▸ Directive
Leave out the pictures and transcribe everything else exactly.

▸ Data entries
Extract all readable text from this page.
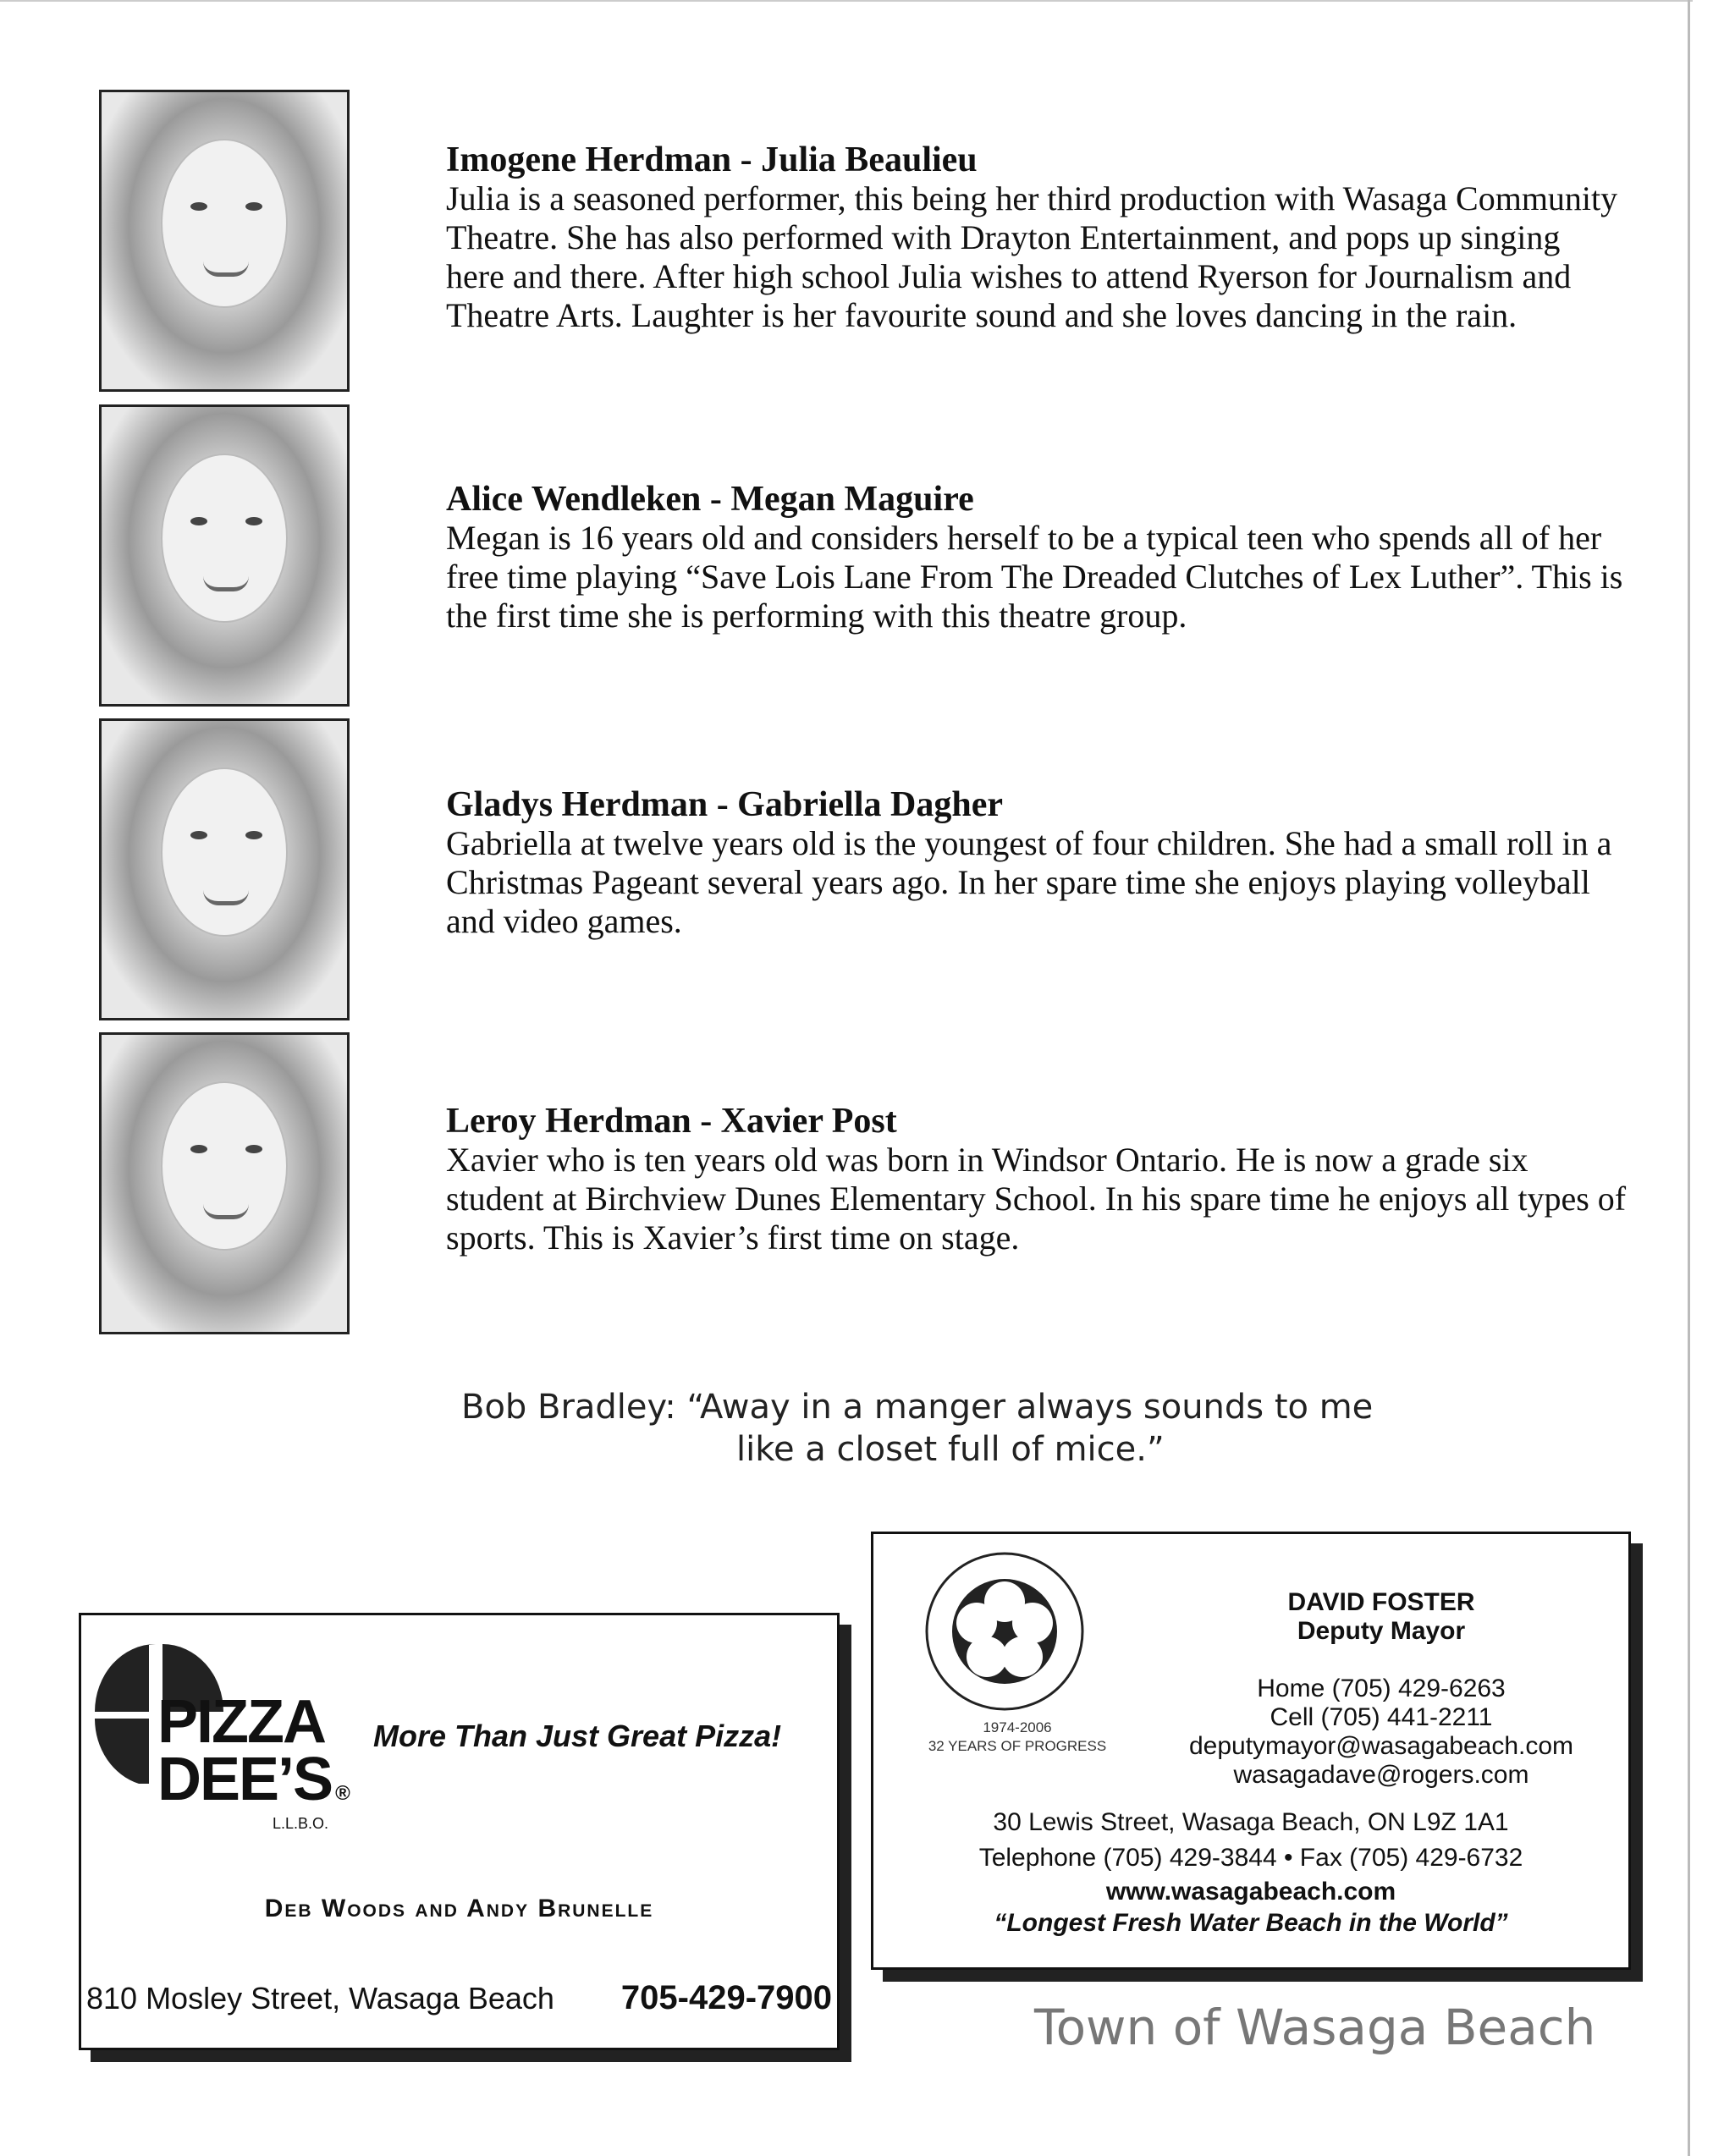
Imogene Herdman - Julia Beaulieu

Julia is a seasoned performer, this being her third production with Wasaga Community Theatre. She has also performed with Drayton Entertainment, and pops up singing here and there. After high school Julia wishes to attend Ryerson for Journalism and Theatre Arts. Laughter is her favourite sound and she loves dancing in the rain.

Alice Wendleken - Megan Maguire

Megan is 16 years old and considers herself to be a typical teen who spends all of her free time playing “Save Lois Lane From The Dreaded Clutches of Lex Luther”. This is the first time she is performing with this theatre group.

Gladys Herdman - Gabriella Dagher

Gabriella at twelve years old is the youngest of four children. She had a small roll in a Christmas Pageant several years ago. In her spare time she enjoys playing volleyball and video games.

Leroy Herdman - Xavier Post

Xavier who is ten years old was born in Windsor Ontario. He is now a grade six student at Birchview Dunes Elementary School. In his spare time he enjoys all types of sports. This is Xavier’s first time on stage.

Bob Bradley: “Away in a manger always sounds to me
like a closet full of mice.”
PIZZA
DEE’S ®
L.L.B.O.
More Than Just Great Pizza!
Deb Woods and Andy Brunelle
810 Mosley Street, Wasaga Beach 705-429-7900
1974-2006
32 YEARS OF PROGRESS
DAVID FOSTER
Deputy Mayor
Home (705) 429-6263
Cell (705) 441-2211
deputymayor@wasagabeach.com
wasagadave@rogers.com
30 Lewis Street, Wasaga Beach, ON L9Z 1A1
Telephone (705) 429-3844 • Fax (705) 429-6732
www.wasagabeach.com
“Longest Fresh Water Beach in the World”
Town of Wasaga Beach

▸ The answer
Extract all readable text from this page.
Imogene Herdman - Julia Beaulieu

Julia is a seasoned performer, this being her third production with Wasaga Community Theatre. She has also performed with Drayton Entertainment, and pops up singing here and there. After high school Julia wishes to attend Ryerson for Journalism and Theatre Arts. Laughter is her favourite sound and she loves dancing in the rain.

Alice Wendleken - Megan Maguire

Megan is 16 years old and considers herself to be a typical teen who spends all of her free time playing “Save Lois Lane From The Dreaded Clutches of Lex Luther”. This is the first time she is performing with this theatre group.

Gladys Herdman - Gabriella Dagher

Gabriella at twelve years old is the youngest of four children. She had a small roll in a Christmas Pageant several years ago. In her spare time she enjoys playing volleyball and video games.

Leroy Herdman - Xavier Post

Xavier who is ten years old was born in Windsor Ontario. He is now a grade six student at Birchview Dunes Elementary School. In his spare time he enjoys all types of sports. This is Xavier’s first time on stage.

Bob Bradley: “Away in a manger always sounds to me
like a closet full of mice.”
PIZZA
DEE’S ®
L.L.B.O.
More Than Just Great Pizza!
Deb Woods and Andy Brunelle
810 Mosley Street, Wasaga Beach 705-429-7900
1974-2006
32 YEARS OF PROGRESS
DAVID FOSTER
Deputy Mayor
Home (705) 429-6263
Cell (705) 441-2211
deputymayor@wasagabeach.com
wasagadave@rogers.com
30 Lewis Street, Wasaga Beach, ON L9Z 1A1
Telephone (705) 429-3844 • Fax (705) 429-6732
www.wasagabeach.com
“Longest Fresh Water Beach in the World”
Town of Wasaga Beach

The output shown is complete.